* begin Working data *
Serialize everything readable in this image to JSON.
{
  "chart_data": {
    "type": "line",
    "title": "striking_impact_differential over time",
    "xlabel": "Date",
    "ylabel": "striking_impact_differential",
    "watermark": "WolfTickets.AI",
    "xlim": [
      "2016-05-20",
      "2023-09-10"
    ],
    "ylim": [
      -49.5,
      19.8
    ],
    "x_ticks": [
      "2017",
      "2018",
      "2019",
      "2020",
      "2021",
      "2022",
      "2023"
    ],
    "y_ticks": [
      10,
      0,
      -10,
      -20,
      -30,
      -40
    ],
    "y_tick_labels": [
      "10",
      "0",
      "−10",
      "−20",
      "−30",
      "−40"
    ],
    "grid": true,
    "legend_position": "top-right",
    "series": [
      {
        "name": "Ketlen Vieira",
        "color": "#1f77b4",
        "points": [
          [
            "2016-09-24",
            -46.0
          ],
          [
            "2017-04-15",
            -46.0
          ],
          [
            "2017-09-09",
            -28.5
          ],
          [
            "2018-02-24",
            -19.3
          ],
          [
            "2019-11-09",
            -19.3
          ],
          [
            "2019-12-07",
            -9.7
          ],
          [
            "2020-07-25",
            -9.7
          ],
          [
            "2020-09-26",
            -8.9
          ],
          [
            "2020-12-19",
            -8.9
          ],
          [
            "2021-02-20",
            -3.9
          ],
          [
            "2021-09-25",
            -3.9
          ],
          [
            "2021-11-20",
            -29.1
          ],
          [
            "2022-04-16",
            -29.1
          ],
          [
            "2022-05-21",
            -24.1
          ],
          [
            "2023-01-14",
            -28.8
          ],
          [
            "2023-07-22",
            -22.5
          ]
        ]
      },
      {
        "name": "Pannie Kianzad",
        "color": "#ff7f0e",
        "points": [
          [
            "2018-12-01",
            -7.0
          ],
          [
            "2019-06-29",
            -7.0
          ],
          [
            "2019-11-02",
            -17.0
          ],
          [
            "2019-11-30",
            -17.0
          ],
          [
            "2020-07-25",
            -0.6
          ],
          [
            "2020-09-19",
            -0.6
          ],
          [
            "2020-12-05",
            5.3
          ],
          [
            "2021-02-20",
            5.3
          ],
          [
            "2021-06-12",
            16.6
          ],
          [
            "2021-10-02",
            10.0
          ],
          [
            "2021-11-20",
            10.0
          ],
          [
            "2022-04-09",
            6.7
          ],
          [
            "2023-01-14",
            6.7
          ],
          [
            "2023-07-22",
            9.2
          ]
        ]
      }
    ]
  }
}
* end Working data *
**Required work**. Write out every entry verbatim.

**Output for this task**.
Serialize everything readable in this image to JSON.
{
  "chart_data": {
    "type": "line",
    "title": "striking_impact_differential over time",
    "xlabel": "Date",
    "ylabel": "striking_impact_differential",
    "watermark": "WolfTickets.AI",
    "xlim": [
      "2016-05-20",
      "2023-09-10"
    ],
    "ylim": [
      -49.5,
      19.8
    ],
    "x_ticks": [
      "2017",
      "2018",
      "2019",
      "2020",
      "2021",
      "2022",
      "2023"
    ],
    "y_ticks": [
      10,
      0,
      -10,
      -20,
      -30,
      -40
    ],
    "y_tick_labels": [
      "10",
      "0",
      "−10",
      "−20",
      "−30",
      "−40"
    ],
    "grid": true,
    "legend_position": "top-right",
    "series": [
      {
        "name": "Ketlen Vieira",
        "color": "#1f77b4",
        "points": [
          [
            "2016-09-24",
            -46.0
          ],
          [
            "2017-04-15",
            -46.0
          ],
          [
            "2017-09-09",
            -28.5
          ],
          [
            "2018-02-24",
            -19.3
          ],
          [
            "2019-11-09",
            -19.3
          ],
          [
            "2019-12-07",
            -9.7
          ],
          [
            "2020-07-25",
            -9.7
          ],
          [
            "2020-09-26",
            -8.9
          ],
          [
            "2020-12-19",
            -8.9
          ],
          [
            "2021-02-20",
            -3.9
          ],
          [
            "2021-09-25",
            -3.9
          ],
          [
            "2021-11-20",
            -29.1
          ],
          [
            "2022-04-16",
            -29.1
          ],
          [
            "2022-05-21",
            -24.1
          ],
          [
            "2023-01-14",
            -28.8
          ],
          [
            "2023-07-22",
            -22.5
          ]
        ]
      },
      {
        "name": "Pannie Kianzad",
        "color": "#ff7f0e",
        "points": [
          [
            "2018-12-01",
            -7.0
          ],
          [
            "2019-06-29",
            -7.0
          ],
          [
            "2019-11-02",
            -17.0
          ],
          [
            "2019-11-30",
            -17.0
          ],
          [
            "2020-07-25",
            -0.6
          ],
          [
            "2020-09-19",
            -0.6
          ],
          [
            "2020-12-05",
            5.3
          ],
          [
            "2021-02-20",
            5.3
          ],
          [
            "2021-06-12",
            16.6
          ],
          [
            "2021-10-02",
            10.0
          ],
          [
            "2021-11-20",
            10.0
          ],
          [
            "2022-04-09",
            6.7
          ],
          [
            "2023-01-14",
            6.7
          ],
          [
            "2023-07-22",
            9.2
          ]
        ]
      }
    ]
  }
}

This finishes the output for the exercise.